# [DIRECTIONS FOR THIS TASK]
Scan the lines below for the word "xiaomi". Copy each line you find it in.

══════════

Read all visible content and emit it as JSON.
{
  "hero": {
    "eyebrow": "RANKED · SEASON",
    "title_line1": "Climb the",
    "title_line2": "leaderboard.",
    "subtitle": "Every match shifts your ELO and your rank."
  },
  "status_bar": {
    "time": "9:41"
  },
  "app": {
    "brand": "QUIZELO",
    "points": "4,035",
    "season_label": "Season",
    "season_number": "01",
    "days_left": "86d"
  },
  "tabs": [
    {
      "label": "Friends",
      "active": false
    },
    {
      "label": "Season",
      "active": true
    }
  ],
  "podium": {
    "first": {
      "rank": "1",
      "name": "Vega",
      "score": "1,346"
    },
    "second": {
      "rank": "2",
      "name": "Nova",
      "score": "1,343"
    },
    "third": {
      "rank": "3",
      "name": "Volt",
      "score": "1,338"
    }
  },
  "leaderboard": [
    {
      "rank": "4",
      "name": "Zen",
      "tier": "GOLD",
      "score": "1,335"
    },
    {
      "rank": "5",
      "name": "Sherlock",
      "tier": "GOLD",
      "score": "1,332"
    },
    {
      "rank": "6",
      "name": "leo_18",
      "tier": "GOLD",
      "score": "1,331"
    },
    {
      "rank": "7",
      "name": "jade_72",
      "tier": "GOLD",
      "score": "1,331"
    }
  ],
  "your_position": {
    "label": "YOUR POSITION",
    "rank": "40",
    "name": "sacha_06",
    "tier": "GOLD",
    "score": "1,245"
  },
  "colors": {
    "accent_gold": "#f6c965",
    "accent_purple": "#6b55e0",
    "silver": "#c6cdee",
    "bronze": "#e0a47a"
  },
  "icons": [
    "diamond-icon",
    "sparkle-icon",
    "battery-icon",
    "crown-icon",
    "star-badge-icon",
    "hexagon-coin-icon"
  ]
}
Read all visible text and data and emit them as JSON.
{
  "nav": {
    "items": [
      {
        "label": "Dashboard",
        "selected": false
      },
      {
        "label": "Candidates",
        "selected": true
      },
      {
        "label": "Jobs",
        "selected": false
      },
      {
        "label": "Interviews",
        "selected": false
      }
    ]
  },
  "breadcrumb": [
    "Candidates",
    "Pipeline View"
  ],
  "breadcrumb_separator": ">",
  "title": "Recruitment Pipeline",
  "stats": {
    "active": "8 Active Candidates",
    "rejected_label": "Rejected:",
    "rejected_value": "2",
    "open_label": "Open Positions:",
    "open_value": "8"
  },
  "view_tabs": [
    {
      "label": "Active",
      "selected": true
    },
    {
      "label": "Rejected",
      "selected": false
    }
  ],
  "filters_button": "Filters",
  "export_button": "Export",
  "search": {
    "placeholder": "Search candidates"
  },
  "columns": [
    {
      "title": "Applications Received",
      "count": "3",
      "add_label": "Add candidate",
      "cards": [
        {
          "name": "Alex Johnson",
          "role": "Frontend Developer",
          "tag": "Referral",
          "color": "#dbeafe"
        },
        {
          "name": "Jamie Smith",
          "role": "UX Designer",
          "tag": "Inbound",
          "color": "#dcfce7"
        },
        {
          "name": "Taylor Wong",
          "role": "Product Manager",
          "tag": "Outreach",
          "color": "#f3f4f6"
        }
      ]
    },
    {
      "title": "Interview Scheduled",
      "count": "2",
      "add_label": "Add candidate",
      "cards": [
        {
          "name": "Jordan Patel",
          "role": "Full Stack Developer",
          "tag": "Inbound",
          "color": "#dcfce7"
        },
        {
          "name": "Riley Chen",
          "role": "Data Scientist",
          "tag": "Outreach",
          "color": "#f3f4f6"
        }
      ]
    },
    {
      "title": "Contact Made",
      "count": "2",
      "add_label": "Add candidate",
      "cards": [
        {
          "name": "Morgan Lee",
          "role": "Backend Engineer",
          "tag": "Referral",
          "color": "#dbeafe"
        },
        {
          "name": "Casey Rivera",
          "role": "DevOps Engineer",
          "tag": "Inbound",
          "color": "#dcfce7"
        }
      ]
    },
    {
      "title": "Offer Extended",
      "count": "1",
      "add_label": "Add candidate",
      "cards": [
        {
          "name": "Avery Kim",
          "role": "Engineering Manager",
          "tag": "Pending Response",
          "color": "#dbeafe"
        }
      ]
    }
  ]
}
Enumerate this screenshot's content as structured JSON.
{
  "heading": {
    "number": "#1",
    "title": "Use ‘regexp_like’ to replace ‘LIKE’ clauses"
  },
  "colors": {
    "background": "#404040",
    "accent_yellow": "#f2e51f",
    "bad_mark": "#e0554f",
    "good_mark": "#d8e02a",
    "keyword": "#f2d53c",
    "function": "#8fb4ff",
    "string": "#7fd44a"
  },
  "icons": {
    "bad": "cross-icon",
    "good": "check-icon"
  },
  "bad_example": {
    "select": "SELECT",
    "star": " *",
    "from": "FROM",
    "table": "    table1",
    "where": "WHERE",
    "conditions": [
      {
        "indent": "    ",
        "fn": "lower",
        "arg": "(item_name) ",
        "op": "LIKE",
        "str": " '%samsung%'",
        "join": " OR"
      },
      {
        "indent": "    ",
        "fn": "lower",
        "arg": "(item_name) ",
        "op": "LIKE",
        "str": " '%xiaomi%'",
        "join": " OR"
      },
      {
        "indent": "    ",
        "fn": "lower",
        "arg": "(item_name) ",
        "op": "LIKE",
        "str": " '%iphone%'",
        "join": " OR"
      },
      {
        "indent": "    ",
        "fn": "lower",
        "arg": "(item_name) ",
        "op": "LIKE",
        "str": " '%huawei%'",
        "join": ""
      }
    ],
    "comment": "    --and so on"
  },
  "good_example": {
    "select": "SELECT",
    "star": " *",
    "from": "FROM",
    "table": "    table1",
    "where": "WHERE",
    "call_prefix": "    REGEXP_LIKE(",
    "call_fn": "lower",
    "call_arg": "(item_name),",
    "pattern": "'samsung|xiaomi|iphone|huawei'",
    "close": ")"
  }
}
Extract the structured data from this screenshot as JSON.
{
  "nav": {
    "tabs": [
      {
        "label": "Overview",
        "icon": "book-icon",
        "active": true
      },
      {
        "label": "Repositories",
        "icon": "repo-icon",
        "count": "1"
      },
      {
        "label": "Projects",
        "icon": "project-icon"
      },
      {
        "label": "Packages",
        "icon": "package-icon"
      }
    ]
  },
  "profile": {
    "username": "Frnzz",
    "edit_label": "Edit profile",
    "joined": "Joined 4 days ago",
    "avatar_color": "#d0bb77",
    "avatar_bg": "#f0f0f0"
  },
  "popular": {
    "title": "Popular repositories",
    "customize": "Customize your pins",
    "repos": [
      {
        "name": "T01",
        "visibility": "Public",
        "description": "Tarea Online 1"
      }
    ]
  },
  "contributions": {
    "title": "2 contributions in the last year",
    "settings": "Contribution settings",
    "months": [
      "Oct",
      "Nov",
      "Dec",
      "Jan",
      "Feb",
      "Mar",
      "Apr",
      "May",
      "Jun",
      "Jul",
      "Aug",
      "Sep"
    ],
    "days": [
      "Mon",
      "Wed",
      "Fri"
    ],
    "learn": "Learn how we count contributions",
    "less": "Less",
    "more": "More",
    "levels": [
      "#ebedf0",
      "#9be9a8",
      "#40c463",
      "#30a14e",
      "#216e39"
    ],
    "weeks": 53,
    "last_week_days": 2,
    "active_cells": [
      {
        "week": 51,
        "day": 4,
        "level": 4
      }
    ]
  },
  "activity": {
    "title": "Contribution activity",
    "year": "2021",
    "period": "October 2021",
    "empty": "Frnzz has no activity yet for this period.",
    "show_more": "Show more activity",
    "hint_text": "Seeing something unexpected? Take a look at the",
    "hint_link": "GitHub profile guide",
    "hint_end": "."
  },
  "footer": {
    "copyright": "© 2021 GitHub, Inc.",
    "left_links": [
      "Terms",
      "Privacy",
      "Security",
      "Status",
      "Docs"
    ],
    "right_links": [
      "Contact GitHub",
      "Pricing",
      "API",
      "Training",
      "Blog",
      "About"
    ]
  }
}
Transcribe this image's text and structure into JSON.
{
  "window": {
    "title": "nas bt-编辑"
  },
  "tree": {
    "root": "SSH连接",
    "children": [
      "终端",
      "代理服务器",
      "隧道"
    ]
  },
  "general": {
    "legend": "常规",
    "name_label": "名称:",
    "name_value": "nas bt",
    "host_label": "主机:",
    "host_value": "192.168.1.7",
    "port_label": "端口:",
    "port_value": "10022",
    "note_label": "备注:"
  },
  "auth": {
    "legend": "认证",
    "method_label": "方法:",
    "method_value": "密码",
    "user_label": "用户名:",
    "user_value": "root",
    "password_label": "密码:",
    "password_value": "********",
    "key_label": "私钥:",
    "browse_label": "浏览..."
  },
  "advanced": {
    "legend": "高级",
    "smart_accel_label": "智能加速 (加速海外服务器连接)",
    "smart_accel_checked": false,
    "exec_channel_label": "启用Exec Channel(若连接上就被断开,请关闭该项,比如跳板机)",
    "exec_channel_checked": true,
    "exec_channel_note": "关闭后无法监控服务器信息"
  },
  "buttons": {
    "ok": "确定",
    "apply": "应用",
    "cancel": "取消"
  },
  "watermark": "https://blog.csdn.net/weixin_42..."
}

══════════

# [WRITTEN ANSWER]
        "str": " '%xiaomi%'",
    "pattern": "'samsung|xiaomi|iphone|huawei'",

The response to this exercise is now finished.